• TASK DETAILS: Select each line where the word "JSON" appears.

• DATASET EXCERPTS:
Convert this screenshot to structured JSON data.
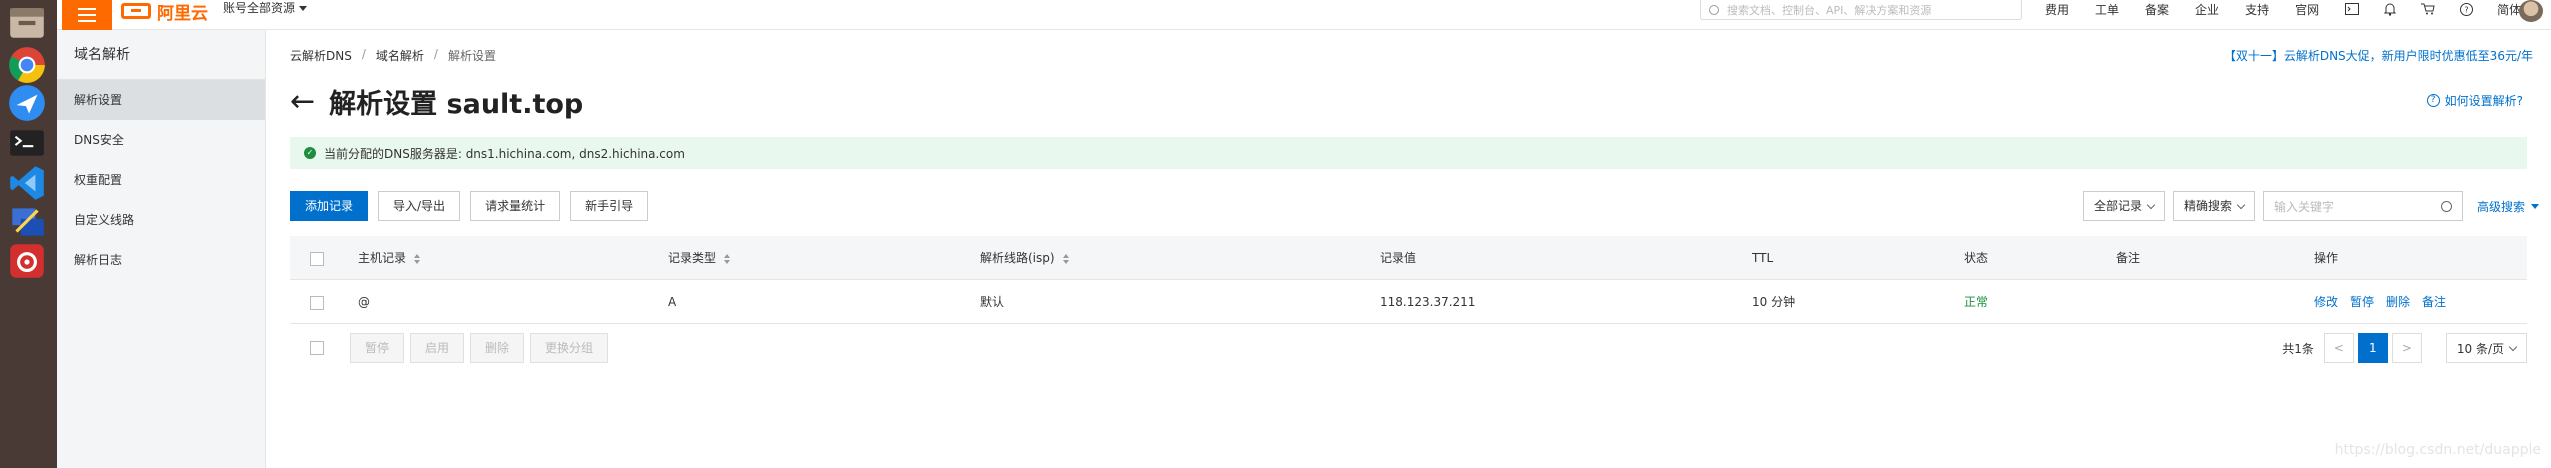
{
  "topbar": {
    "logo_text": "阿里云",
    "account_select": "账号全部资源",
    "search_placeholder": "搜索文档、控制台、API、解决方案和资源",
    "nav": [
      "费用",
      "工单",
      "备案",
      "企业",
      "支持",
      "官网"
    ],
    "lang": "简体"
  },
  "sidenav": {
    "title": "域名解析",
    "items": [
      {
        "label": "解析设置",
        "active": true
      },
      {
        "label": "DNS安全"
      },
      {
        "label": "权重配置"
      },
      {
        "label": "自定义线路"
      },
      {
        "label": "解析日志"
      }
    ]
  },
  "breadcrumb": [
    "云解析DNS",
    "域名解析",
    "解析设置"
  ],
  "promo": "【双十一】云解析DNS大促，新用户限时优惠低至36元/年",
  "page": {
    "title": "解析设置 sault.top",
    "help": "如何设置解析?"
  },
  "notice": "当前分配的DNS服务器是: dns1.hichina.com, dns2.hichina.com",
  "toolbar": {
    "add": "添加记录",
    "import_export": "导入/导出",
    "stats": "请求量统计",
    "guide": "新手引导"
  },
  "filters": {
    "all_records": "全部记录",
    "exact_search": "精确搜索",
    "keyword_placeholder": "输入关键字",
    "advanced": "高级搜索"
  },
  "table": {
    "headers": {
      "host": "主机记录",
      "type": "记录类型",
      "line": "解析线路(isp)",
      "value": "记录值",
      "ttl": "TTL",
      "status": "状态",
      "remark": "备注",
      "ops": "操作"
    },
    "rows": [
      {
        "host": "@",
        "type": "A",
        "line": "默认",
        "value": "118.123.37.211",
        "ttl": "10 分钟",
        "status": "正常",
        "remark": "",
        "actions": [
          "修改",
          "暂停",
          "删除",
          "备注"
        ]
      }
    ]
  },
  "bulk_actions": [
    "暂停",
    "启用",
    "删除",
    "更换分组"
  ],
  "pagination": {
    "total": "共1条",
    "current_page": "1",
    "page_size": "10 条/页"
  },
  "watermark": "https://blog.csdn.net/duapple"
}
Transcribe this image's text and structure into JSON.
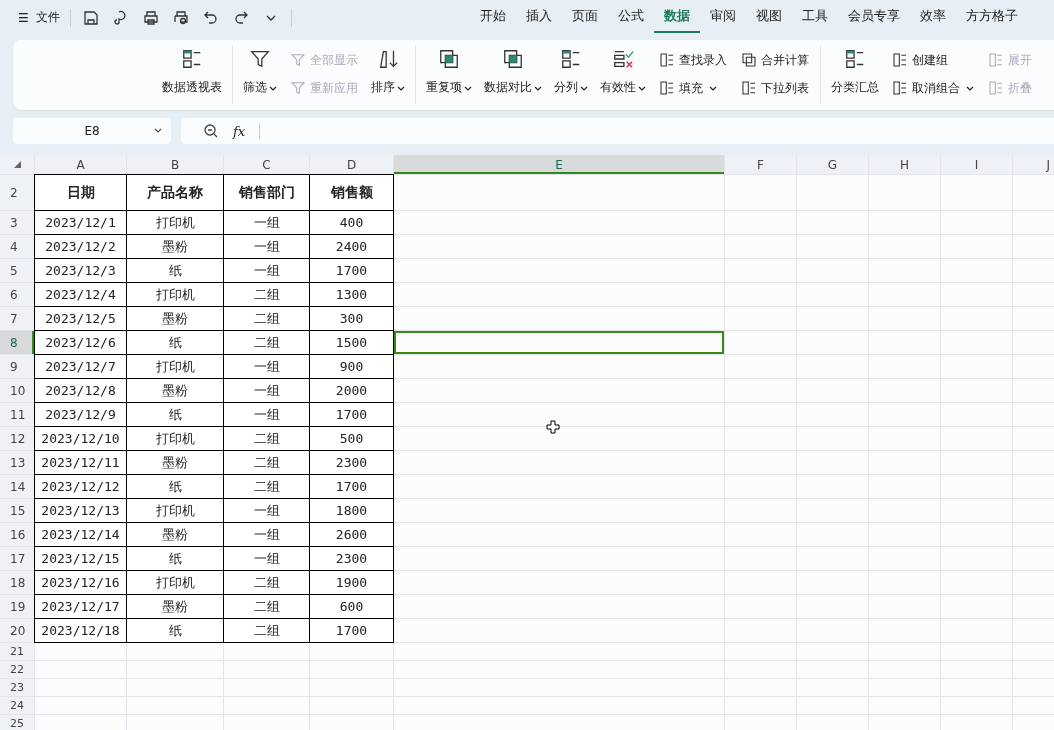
{
  "menu": {
    "label": "文件",
    "icon": "☰"
  },
  "tabs": [
    {
      "label": "开始",
      "selected": false
    },
    {
      "label": "插入",
      "selected": false
    },
    {
      "label": "页面",
      "selected": false
    },
    {
      "label": "公式",
      "selected": false
    },
    {
      "label": "数据",
      "selected": true
    },
    {
      "label": "审阅",
      "selected": false
    },
    {
      "label": "视图",
      "selected": false
    },
    {
      "label": "工具",
      "selected": false
    },
    {
      "label": "会员专享",
      "selected": false
    },
    {
      "label": "效率",
      "selected": false
    },
    {
      "label": "方方格子",
      "selected": false
    }
  ],
  "ribbon": [
    {
      "items": [
        {
          "kind": "large",
          "label": "数据透视表",
          "dropdown": false,
          "disabled": false
        }
      ]
    },
    {
      "items": [
        {
          "kind": "large",
          "label": "筛选",
          "dropdown": true,
          "disabled": false
        },
        {
          "kind": "stack",
          "items": [
            {
              "label": "全部显示",
              "dropdown": false,
              "disabled": true
            },
            {
              "label": "重新应用",
              "dropdown": false,
              "disabled": true
            }
          ]
        },
        {
          "kind": "large",
          "label": "排序",
          "dropdown": true,
          "disabled": false
        }
      ]
    },
    {
      "items": [
        {
          "kind": "large",
          "label": "重复项",
          "dropdown": true,
          "disabled": false
        },
        {
          "kind": "large",
          "label": "数据对比",
          "dropdown": true,
          "disabled": false
        },
        {
          "kind": "large",
          "label": "分列",
          "dropdown": true,
          "disabled": false
        },
        {
          "kind": "large",
          "label": "有效性",
          "dropdown": true,
          "disabled": false
        },
        {
          "kind": "stack",
          "items": [
            {
              "label": "查找录入",
              "dropdown": false,
              "disabled": false
            },
            {
              "label": "填充",
              "dropdown": true,
              "disabled": false
            }
          ]
        },
        {
          "kind": "stack",
          "items": [
            {
              "label": "合并计算",
              "dropdown": false,
              "disabled": false
            },
            {
              "label": "下拉列表",
              "dropdown": false,
              "disabled": false
            }
          ]
        }
      ]
    },
    {
      "items": [
        {
          "kind": "large",
          "label": "分类汇总",
          "dropdown": false,
          "disabled": false
        },
        {
          "kind": "stack",
          "items": [
            {
              "label": "创建组",
              "dropdown": false,
              "disabled": false
            },
            {
              "label": "取消组合",
              "dropdown": true,
              "disabled": false
            }
          ]
        },
        {
          "kind": "stack",
          "items": [
            {
              "label": "展开",
              "dropdown": false,
              "disabled": true
            },
            {
              "label": "折叠",
              "dropdown": false,
              "disabled": true
            }
          ]
        }
      ]
    }
  ],
  "name_box": "E8",
  "fx": "fx",
  "columns": [
    {
      "label": "A",
      "selected": false
    },
    {
      "label": "B",
      "selected": false
    },
    {
      "label": "C",
      "selected": false
    },
    {
      "label": "D",
      "selected": false
    },
    {
      "label": "E",
      "selected": true
    },
    {
      "label": "F",
      "selected": false
    },
    {
      "label": "G",
      "selected": false
    },
    {
      "label": "H",
      "selected": false
    },
    {
      "label": "I",
      "selected": false
    },
    {
      "label": "J",
      "selected": false
    }
  ],
  "rows": [
    {
      "label": "2",
      "selected": false,
      "kind": "header",
      "cells": [
        "日期",
        "产品名称",
        "销售部门",
        "销售额"
      ]
    },
    {
      "label": "3",
      "selected": false,
      "kind": "data",
      "cells": [
        "2023/12/1",
        "打印机",
        "一组",
        "400"
      ]
    },
    {
      "label": "4",
      "selected": false,
      "kind": "data",
      "cells": [
        "2023/12/2",
        "墨粉",
        "一组",
        "2400"
      ]
    },
    {
      "label": "5",
      "selected": false,
      "kind": "data",
      "cells": [
        "2023/12/3",
        "纸",
        "一组",
        "1700"
      ]
    },
    {
      "label": "6",
      "selected": false,
      "kind": "data",
      "cells": [
        "2023/12/4",
        "打印机",
        "二组",
        "1300"
      ]
    },
    {
      "label": "7",
      "selected": false,
      "kind": "data",
      "cells": [
        "2023/12/5",
        "墨粉",
        "二组",
        "300"
      ]
    },
    {
      "label": "8",
      "selected": true,
      "kind": "data",
      "cells": [
        "2023/12/6",
        "纸",
        "二组",
        "1500"
      ]
    },
    {
      "label": "9",
      "selected": false,
      "kind": "data",
      "cells": [
        "2023/12/7",
        "打印机",
        "一组",
        "900"
      ]
    },
    {
      "label": "10",
      "selected": false,
      "kind": "data",
      "cells": [
        "2023/12/8",
        "墨粉",
        "一组",
        "2000"
      ]
    },
    {
      "label": "11",
      "selected": false,
      "kind": "data",
      "cells": [
        "2023/12/9",
        "纸",
        "一组",
        "1700"
      ]
    },
    {
      "label": "12",
      "selected": false,
      "kind": "data",
      "cells": [
        "2023/12/10",
        "打印机",
        "二组",
        "500"
      ]
    },
    {
      "label": "13",
      "selected": false,
      "kind": "data",
      "cells": [
        "2023/12/11",
        "墨粉",
        "二组",
        "2300"
      ]
    },
    {
      "label": "14",
      "selected": false,
      "kind": "data",
      "cells": [
        "2023/12/12",
        "纸",
        "二组",
        "1700"
      ]
    },
    {
      "label": "15",
      "selected": false,
      "kind": "data",
      "cells": [
        "2023/12/13",
        "打印机",
        "一组",
        "1800"
      ]
    },
    {
      "label": "16",
      "selected": false,
      "kind": "data",
      "cells": [
        "2023/12/14",
        "墨粉",
        "一组",
        "2600"
      ]
    },
    {
      "label": "17",
      "selected": false,
      "kind": "data",
      "cells": [
        "2023/12/15",
        "纸",
        "一组",
        "2300"
      ]
    },
    {
      "label": "18",
      "selected": false,
      "kind": "data",
      "cells": [
        "2023/12/16",
        "打印机",
        "二组",
        "1900"
      ]
    },
    {
      "label": "19",
      "selected": false,
      "kind": "data",
      "cells": [
        "2023/12/17",
        "墨粉",
        "二组",
        "600"
      ]
    },
    {
      "label": "20",
      "selected": false,
      "kind": "data",
      "cells": [
        "2023/12/18",
        "纸",
        "二组",
        "1700"
      ]
    },
    {
      "label": "21",
      "selected": false,
      "kind": "empty"
    },
    {
      "label": "22",
      "selected": false,
      "kind": "empty"
    },
    {
      "label": "23",
      "selected": false,
      "kind": "empty"
    },
    {
      "label": "24",
      "selected": false,
      "kind": "empty"
    },
    {
      "label": "25",
      "selected": false,
      "kind": "empty"
    }
  ]
}
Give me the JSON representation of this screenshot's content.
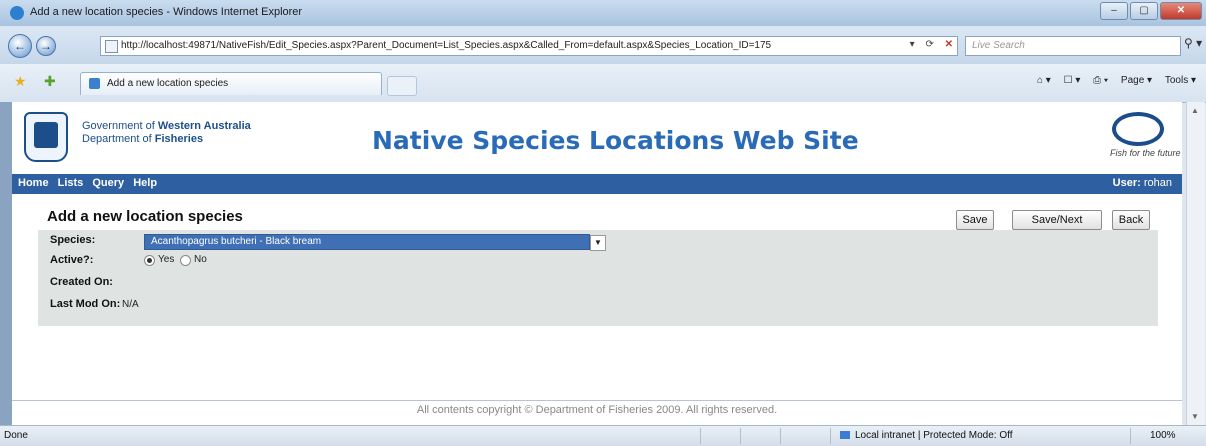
{
  "window": {
    "title": "Add a new location species - Windows Internet Explorer",
    "controls": [
      "–",
      "▢",
      "✕"
    ]
  },
  "browser": {
    "back_glyph": "←",
    "forward_glyph": "→",
    "url": "http://localhost:49871/NativeFish/Edit_Species.aspx?Parent_Document=List_Species.aspx&Called_From=default.aspx&Species_Location_ID=175",
    "search_placeholder": "Live Search",
    "search_glyph": "⚲ ▾",
    "addr_tools": "▾ ⟳",
    "stop_glyph": "✕",
    "tab_label": "Add a new location species",
    "commands": [
      "⌂ ▾",
      "☐ ▾",
      "⎙ ▾",
      "Page ▾",
      "Tools ▾"
    ]
  },
  "site": {
    "gov_line1": "Government of ",
    "gov_line1_bold": "Western Australia",
    "gov_line2": "Department of ",
    "gov_line2_bold": "Fisheries",
    "title": "Native Species Locations Web Site",
    "tagline": "Fish for the future",
    "menu": [
      "Home",
      "Lists",
      "Query",
      "Help"
    ],
    "user_label": "User:",
    "user_name": "rohan"
  },
  "form": {
    "title": "Add a new location species",
    "buttons": {
      "save": "Save",
      "save_next": "Save/Next",
      "back": "Back"
    },
    "species_label": "Species:",
    "species_value": "Acanthopagrus butcheri - Black bream",
    "select_arrow": "▼",
    "active_label": "Active?:",
    "active_options": [
      "Yes",
      "No"
    ],
    "active_selected": "Yes",
    "created_label": "Created On:",
    "created_value": "",
    "lastmod_label": "Last Mod On:",
    "lastmod_value": "N/A"
  },
  "footer": "All contents copyright © Department of Fisheries 2009. All rights reserved.",
  "status": {
    "left": "Done",
    "zone": "Local intranet | Protected Mode: Off",
    "zoom": "100%"
  }
}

• OUTPUT BELOW:
Convert this screenshot to structured JSON data.
Transcribe this image's text and structure into JSON.
Give me the JSON representation of this screenshot's content.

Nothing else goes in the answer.